◆ Exercise goal
Among the lines of this listing, determine how many contain the string "potion". Answer with the number only.

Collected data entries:
**********
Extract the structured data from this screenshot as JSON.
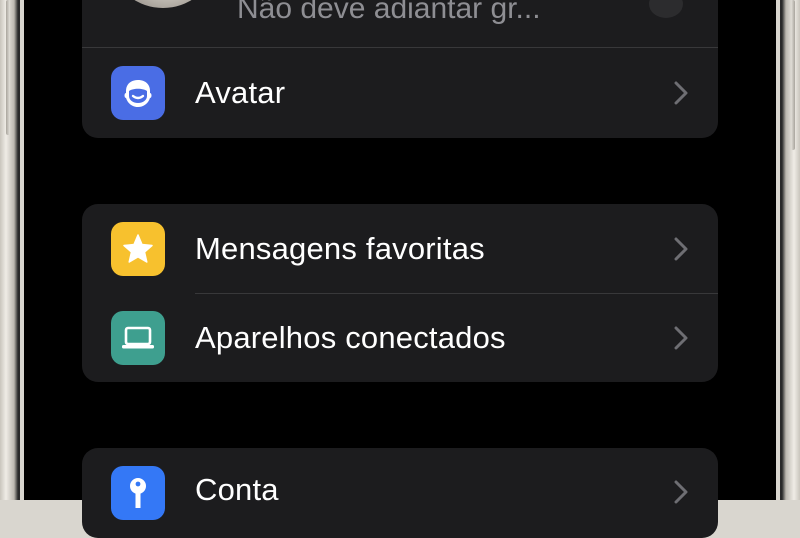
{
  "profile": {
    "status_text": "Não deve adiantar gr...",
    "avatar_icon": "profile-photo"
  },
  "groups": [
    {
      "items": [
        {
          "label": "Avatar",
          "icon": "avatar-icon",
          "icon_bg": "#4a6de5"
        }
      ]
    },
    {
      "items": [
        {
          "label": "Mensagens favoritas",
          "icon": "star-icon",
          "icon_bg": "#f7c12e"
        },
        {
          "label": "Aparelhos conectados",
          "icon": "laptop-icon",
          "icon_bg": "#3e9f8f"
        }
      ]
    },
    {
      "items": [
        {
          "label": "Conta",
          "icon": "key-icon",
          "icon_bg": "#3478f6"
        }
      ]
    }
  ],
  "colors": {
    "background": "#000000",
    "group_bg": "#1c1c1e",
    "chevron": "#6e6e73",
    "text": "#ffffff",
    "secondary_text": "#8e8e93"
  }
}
**********
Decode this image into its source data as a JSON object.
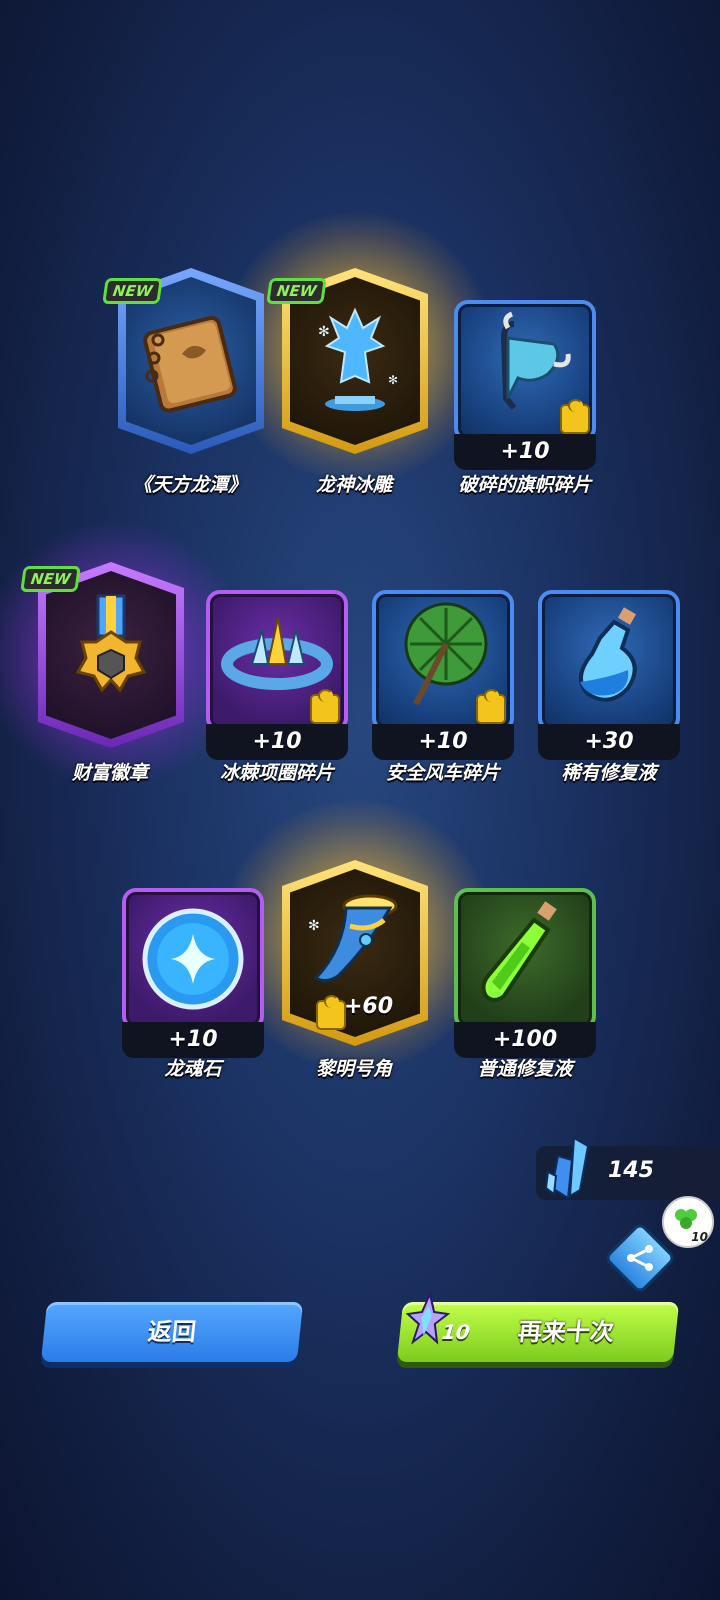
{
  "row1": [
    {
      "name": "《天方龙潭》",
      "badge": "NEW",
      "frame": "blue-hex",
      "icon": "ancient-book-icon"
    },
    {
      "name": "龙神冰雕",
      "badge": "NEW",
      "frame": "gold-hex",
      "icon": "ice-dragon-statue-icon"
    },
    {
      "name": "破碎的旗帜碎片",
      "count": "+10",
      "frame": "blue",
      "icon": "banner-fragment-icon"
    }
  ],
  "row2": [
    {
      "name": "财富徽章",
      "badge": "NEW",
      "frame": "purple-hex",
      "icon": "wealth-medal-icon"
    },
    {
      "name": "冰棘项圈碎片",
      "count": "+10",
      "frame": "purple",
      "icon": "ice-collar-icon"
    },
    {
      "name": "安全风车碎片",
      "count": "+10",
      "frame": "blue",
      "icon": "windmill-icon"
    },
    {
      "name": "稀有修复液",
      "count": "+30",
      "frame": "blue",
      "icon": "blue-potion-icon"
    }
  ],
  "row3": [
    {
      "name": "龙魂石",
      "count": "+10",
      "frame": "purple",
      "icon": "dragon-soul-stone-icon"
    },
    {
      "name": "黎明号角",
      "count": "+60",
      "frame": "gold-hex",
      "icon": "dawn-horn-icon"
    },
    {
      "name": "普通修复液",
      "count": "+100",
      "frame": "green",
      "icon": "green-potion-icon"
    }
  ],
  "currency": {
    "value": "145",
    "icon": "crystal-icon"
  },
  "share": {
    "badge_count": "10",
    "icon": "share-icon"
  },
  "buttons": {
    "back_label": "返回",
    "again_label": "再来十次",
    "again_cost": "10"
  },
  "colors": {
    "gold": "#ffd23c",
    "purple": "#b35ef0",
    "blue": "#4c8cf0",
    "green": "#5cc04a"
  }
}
**********
◆ Correct output
2